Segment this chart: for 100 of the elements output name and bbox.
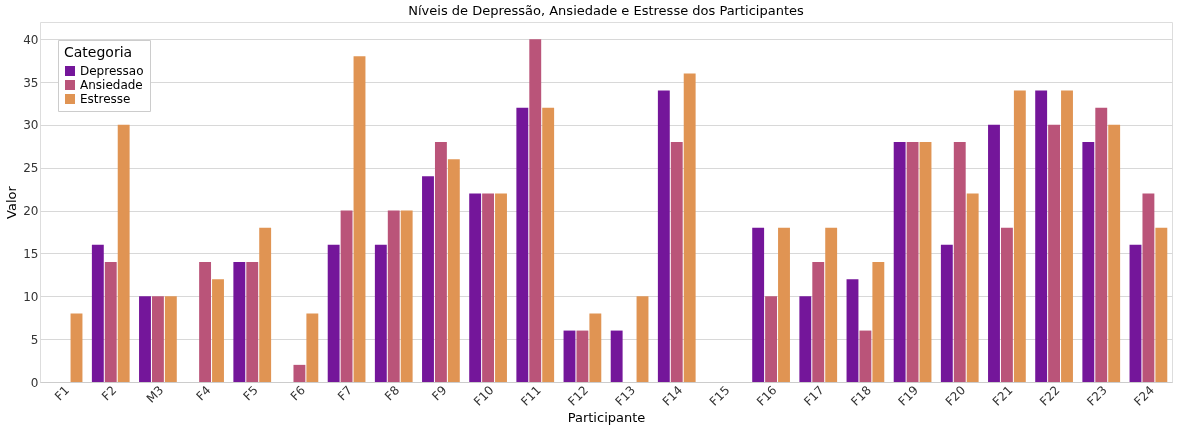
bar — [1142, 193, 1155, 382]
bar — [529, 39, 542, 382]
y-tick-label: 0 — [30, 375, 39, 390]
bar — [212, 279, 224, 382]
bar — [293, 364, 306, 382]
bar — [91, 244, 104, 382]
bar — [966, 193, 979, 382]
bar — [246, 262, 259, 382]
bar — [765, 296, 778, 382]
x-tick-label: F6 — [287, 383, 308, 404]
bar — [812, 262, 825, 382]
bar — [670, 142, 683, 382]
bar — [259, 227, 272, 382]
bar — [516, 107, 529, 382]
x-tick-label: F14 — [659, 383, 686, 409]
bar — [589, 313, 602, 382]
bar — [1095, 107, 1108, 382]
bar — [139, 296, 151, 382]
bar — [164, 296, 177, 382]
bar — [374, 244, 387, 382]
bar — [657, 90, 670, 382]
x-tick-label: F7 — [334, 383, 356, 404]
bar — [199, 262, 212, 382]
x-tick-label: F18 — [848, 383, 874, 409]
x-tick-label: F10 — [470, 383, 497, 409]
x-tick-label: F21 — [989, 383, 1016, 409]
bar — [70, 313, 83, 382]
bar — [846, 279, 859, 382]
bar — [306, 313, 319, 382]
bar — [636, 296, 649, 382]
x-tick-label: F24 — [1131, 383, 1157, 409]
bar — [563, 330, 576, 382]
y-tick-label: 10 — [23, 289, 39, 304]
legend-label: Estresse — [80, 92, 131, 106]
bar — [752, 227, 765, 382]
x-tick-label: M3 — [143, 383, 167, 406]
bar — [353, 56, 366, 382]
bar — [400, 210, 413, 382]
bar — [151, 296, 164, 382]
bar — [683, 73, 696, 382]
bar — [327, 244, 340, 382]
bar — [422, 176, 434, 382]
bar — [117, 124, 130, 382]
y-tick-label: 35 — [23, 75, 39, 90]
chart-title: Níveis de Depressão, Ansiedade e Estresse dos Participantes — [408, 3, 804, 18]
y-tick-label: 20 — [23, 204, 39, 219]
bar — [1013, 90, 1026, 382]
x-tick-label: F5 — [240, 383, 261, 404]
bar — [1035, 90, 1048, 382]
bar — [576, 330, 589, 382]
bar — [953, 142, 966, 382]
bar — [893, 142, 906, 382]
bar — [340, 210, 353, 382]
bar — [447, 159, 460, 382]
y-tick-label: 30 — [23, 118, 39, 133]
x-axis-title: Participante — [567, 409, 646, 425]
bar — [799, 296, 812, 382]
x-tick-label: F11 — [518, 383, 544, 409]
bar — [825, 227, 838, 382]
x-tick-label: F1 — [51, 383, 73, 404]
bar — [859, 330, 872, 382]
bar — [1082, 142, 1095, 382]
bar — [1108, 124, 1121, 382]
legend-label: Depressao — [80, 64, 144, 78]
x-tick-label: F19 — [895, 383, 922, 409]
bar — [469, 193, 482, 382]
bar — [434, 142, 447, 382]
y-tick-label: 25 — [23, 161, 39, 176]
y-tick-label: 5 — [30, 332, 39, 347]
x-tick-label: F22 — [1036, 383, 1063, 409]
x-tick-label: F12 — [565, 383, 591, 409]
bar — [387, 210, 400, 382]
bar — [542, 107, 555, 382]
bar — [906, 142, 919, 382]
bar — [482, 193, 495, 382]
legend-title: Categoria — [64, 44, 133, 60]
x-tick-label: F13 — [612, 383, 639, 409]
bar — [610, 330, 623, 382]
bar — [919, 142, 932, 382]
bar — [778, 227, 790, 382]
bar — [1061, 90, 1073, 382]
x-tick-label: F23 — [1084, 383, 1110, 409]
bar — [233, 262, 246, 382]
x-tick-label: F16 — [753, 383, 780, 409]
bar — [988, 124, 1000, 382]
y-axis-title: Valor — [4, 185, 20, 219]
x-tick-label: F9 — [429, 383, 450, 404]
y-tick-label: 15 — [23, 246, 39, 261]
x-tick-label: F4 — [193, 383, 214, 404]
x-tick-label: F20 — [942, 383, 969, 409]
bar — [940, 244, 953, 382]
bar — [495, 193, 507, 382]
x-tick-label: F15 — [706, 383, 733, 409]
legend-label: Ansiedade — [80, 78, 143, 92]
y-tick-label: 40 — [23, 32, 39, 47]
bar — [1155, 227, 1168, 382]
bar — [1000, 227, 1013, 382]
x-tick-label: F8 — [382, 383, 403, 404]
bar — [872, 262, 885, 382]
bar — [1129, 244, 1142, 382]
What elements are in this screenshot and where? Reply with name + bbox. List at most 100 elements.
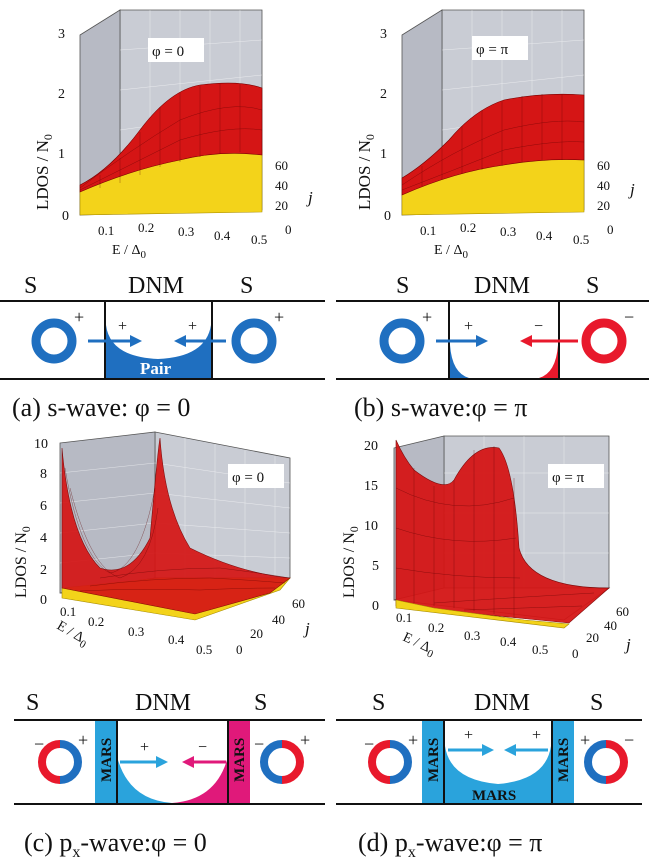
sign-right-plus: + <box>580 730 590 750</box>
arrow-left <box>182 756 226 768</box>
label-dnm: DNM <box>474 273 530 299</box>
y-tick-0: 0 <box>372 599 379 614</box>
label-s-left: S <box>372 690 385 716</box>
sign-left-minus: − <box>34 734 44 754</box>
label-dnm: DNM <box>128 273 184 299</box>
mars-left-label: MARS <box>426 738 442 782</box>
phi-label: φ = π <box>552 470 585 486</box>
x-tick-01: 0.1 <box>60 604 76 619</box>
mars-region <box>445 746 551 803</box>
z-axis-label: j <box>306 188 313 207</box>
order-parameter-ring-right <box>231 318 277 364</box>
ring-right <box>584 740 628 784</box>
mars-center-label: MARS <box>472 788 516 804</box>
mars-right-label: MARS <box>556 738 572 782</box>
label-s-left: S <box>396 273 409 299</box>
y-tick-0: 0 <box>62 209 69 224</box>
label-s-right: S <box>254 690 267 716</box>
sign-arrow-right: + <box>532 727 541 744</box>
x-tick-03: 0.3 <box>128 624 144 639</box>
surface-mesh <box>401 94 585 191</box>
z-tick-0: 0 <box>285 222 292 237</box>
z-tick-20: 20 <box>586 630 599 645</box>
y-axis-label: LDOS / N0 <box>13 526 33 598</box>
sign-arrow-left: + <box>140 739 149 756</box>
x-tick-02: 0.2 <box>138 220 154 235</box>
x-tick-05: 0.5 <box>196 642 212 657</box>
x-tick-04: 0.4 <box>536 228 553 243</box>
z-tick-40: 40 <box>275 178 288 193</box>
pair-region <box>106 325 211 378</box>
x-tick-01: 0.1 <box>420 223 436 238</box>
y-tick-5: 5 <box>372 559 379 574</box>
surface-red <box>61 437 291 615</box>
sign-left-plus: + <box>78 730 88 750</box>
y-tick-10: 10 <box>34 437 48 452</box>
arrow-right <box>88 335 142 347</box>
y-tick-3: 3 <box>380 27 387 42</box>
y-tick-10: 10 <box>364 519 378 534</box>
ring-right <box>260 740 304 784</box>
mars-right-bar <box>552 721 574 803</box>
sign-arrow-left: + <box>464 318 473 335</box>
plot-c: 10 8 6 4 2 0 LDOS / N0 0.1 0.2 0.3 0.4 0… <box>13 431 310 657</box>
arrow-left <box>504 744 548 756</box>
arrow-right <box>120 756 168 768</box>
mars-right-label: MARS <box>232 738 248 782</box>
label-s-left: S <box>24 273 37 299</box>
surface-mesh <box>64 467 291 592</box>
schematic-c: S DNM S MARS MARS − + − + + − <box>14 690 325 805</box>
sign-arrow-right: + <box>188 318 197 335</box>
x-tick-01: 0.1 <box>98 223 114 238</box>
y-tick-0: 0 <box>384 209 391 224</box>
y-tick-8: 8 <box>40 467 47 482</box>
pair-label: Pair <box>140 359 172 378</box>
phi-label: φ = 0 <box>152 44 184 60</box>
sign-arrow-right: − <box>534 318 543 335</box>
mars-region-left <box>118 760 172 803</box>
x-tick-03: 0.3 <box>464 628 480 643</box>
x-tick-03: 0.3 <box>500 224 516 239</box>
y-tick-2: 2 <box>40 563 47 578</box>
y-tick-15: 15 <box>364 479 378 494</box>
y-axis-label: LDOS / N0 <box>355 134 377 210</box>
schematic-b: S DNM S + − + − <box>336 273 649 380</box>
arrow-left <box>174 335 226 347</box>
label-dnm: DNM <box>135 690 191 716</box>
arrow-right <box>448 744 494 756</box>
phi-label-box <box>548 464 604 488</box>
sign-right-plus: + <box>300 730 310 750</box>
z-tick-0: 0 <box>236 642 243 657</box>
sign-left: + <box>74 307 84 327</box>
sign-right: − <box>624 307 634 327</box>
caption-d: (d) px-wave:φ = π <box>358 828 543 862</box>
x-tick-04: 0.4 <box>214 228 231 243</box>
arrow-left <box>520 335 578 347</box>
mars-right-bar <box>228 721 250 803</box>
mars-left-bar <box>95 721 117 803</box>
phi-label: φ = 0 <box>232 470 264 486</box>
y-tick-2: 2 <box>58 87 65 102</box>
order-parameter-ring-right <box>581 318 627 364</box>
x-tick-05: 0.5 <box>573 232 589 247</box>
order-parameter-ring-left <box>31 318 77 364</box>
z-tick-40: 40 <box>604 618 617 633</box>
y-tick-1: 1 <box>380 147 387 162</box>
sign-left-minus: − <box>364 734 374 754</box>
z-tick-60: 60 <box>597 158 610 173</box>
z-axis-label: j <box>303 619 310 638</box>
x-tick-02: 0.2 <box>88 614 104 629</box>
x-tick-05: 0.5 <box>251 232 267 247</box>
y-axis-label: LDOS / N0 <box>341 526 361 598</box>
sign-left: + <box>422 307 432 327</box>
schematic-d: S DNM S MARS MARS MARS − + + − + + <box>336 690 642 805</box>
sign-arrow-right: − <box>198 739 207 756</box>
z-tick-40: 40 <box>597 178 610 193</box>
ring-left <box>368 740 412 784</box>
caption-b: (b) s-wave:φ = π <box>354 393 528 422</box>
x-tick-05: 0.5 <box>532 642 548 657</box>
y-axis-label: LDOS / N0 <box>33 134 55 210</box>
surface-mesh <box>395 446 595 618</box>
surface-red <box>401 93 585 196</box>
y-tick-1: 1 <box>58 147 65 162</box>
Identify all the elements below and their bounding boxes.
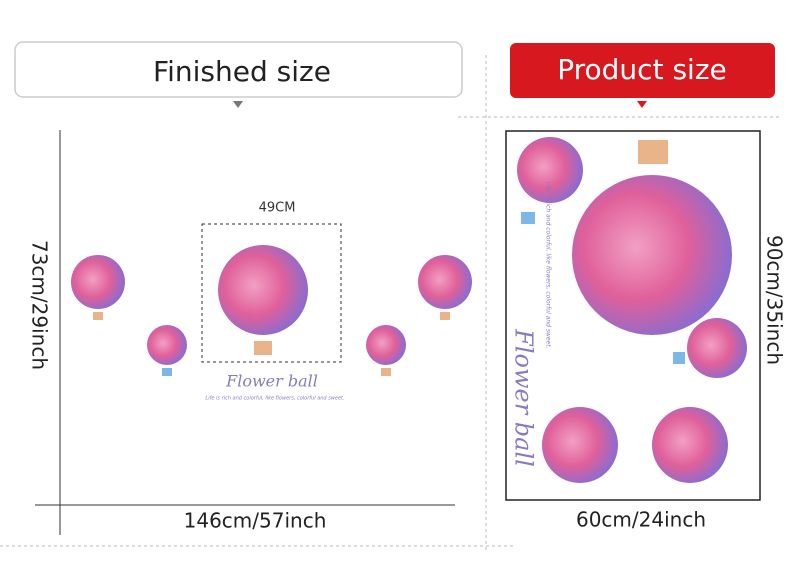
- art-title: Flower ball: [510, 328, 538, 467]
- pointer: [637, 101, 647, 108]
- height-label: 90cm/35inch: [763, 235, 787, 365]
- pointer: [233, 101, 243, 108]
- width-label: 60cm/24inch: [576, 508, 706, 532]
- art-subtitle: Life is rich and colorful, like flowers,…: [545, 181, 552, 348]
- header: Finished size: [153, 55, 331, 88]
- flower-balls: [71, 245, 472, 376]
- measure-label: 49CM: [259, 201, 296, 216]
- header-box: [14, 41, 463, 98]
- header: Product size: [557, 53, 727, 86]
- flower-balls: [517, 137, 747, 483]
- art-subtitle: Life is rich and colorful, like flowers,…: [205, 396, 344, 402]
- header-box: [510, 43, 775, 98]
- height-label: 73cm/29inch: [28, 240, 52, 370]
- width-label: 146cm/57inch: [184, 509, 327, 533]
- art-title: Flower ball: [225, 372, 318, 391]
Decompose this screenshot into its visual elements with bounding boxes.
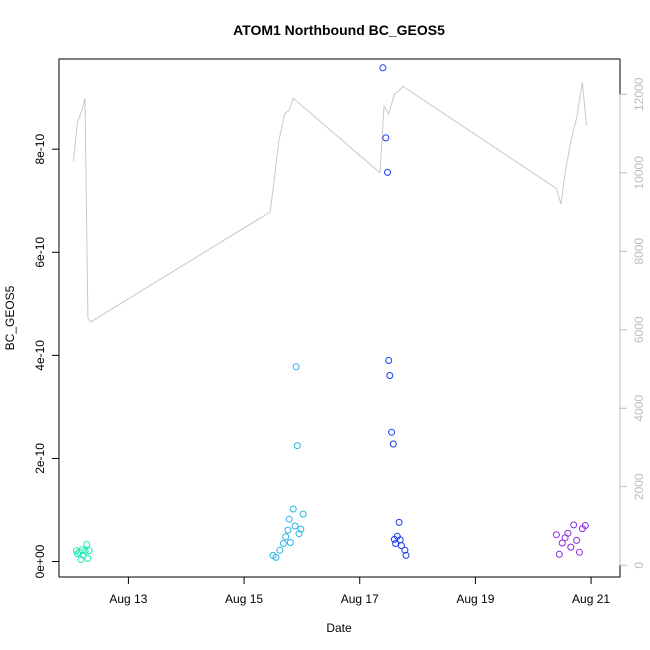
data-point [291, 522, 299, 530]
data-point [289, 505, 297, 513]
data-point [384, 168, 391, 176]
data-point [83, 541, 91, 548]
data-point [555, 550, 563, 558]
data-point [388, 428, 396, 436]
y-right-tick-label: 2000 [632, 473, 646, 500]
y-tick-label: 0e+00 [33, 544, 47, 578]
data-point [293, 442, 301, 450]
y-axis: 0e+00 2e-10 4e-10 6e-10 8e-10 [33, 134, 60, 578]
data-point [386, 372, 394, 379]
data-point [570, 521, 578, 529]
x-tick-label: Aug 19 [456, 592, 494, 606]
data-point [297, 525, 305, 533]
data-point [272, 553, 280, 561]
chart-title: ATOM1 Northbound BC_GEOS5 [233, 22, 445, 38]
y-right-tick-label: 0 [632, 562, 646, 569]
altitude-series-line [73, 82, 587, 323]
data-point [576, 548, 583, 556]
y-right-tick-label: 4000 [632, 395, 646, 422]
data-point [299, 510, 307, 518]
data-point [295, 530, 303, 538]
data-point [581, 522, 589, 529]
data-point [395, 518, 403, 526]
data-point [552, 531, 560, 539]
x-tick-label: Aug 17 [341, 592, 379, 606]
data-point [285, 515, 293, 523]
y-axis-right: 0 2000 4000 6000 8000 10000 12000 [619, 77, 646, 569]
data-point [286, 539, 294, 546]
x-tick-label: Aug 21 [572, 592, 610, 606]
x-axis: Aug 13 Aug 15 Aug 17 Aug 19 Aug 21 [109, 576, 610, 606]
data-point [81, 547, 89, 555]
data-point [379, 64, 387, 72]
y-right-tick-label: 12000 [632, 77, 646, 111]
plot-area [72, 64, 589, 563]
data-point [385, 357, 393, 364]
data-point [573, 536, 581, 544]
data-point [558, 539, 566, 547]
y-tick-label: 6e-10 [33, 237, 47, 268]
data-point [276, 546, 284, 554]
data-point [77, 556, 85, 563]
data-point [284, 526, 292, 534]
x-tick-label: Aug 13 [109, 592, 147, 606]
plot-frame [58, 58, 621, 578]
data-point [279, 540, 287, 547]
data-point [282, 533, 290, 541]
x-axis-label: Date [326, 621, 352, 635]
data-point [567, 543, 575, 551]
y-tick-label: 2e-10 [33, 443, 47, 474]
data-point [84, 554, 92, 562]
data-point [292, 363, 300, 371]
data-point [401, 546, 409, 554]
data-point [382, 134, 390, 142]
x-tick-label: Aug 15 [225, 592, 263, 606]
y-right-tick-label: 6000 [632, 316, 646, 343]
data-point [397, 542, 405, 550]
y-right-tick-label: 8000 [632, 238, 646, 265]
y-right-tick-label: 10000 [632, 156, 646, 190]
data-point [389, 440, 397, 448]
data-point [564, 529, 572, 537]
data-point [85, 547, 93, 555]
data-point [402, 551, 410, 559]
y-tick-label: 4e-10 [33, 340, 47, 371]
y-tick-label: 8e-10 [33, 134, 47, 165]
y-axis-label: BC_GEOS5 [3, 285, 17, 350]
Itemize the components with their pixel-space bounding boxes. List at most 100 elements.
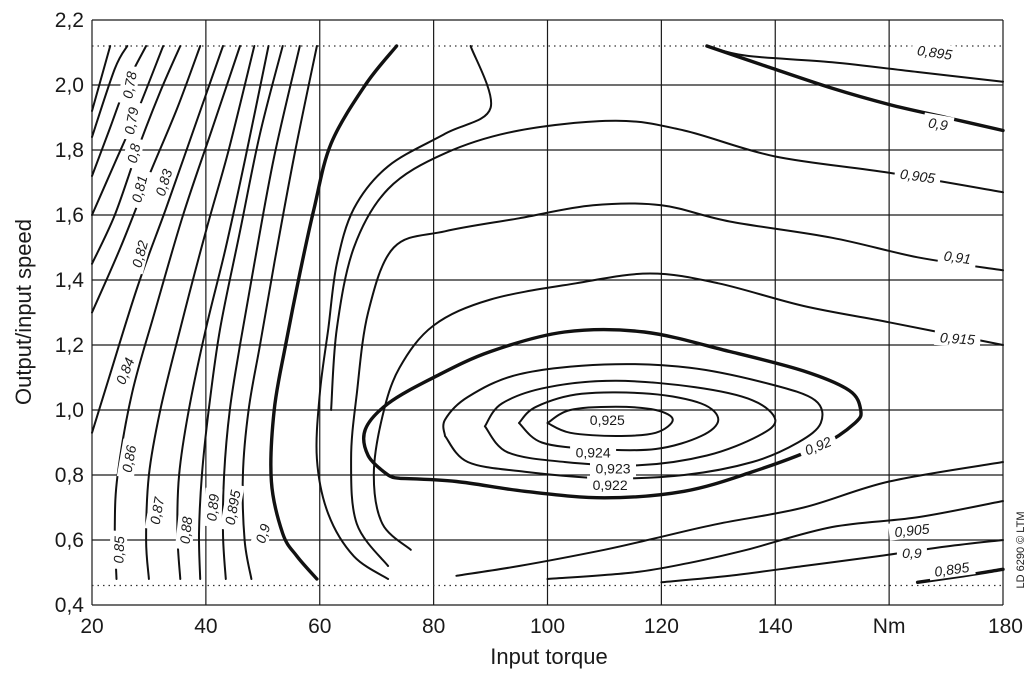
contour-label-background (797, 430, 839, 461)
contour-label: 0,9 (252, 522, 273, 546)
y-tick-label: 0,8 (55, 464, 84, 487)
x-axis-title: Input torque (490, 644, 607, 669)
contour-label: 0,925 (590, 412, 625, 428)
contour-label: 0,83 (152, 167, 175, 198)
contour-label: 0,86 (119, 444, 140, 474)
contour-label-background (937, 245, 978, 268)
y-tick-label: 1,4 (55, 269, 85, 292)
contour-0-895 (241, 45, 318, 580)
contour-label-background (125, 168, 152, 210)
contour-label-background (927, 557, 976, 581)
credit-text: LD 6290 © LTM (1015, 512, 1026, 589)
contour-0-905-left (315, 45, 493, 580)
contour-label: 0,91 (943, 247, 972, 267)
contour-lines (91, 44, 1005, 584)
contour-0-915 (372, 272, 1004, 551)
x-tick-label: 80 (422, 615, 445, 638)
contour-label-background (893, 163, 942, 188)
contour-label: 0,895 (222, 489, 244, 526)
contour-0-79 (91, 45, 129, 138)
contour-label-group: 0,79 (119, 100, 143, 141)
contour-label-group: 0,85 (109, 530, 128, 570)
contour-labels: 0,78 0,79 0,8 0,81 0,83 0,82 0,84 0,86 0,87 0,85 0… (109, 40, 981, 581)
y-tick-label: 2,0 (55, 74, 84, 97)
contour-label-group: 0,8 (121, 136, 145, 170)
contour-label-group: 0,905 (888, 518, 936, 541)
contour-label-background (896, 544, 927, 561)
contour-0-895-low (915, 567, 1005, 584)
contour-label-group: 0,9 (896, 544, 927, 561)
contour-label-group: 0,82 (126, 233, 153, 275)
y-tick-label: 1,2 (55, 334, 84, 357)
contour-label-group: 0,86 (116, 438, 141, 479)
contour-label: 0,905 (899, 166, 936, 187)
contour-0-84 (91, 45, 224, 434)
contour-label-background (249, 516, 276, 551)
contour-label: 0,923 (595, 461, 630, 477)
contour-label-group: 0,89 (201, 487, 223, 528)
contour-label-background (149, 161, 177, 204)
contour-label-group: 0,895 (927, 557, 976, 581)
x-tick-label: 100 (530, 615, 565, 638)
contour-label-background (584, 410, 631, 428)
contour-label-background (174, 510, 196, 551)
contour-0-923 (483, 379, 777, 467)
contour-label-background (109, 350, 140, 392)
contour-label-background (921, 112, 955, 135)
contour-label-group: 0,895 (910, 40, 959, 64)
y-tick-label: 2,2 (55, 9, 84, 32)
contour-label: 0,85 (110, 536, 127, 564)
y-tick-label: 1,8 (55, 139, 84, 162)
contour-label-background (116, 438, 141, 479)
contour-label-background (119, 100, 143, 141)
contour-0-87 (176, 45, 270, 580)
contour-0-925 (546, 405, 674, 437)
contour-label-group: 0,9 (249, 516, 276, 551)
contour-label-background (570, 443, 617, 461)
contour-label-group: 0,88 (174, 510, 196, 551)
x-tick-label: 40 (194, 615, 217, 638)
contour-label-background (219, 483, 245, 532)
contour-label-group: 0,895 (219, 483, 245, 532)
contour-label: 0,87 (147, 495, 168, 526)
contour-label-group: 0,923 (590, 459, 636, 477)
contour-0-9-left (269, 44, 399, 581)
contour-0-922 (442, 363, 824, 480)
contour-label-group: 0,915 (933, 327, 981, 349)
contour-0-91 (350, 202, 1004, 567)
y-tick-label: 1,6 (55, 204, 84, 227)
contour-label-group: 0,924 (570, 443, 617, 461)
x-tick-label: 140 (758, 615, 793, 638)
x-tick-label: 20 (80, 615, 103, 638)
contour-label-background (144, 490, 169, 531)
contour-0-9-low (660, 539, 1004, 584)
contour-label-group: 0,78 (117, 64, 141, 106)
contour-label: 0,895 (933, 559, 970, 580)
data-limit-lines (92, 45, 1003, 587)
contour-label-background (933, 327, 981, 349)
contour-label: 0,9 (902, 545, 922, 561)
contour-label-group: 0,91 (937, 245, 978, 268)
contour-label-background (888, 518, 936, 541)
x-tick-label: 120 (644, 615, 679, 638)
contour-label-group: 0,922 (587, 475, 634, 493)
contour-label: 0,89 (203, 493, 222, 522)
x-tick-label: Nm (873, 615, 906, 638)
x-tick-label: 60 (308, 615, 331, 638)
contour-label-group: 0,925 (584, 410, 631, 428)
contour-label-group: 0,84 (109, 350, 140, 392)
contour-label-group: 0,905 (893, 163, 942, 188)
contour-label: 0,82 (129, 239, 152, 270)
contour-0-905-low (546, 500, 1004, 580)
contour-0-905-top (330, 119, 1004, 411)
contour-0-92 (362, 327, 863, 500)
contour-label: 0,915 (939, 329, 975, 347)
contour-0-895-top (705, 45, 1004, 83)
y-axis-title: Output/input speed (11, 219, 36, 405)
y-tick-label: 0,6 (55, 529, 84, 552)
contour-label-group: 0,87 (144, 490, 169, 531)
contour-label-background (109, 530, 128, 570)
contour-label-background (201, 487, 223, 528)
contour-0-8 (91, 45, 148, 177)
::::
### Exercise description
Lay out the stretch of the material from the line containing "contour-label-background (797, 430, 839, 461)" through the line containing "contour-label-group: 0,79 (119, 100, 143, 141)" as a JSON list of strings, one string per line, with blank lines left out.

### Finished exercise
[
  "contour-label-background (797, 430, 839, 461)",
  "contour-label: 0,9 (252, 522, 273, 546)",
  "y-tick-label: 0,8 (55, 464, 84, 487)",
  "x-axis-title: Input torque (490, 644, 607, 669)",
  "contour-label: 0,925 (590, 412, 625, 428)",
  "contour-label: 0,83 (152, 167, 175, 198)",
  "contour-label: 0,86 (119, 444, 140, 474)",
  "contour-label-background (937, 245, 978, 268)",
  "y-tick-label: 1,4 (55, 269, 85, 292)",
  "contour-0-895 (241, 45, 318, 580)",
  "contour-label-background (125, 168, 152, 210)",
  "contour-label-background (927, 557, 976, 581)",
  "credit-text: LD 6290 © LTM (1015, 512, 1026, 589)",
  "contour-0-905-left (315, 45, 493, 580)",
  "contour-label: 0,91 (943, 247, 972, 267)",
  "contour-lines (91, 44, 1005, 584)",
  "contour-0-915 (372, 272, 1004, 551)",
  "x-tick-label: 80 (422, 615, 445, 638)",
  "contour-label-background (893, 163, 942, 188)",
  "contour-label: 0,895 (222, 489, 244, 526)",
  "contour-0-79 (91, 45, 129, 138)",
  "contour-label-group: 0,79 (119, 100, 143, 141)"
]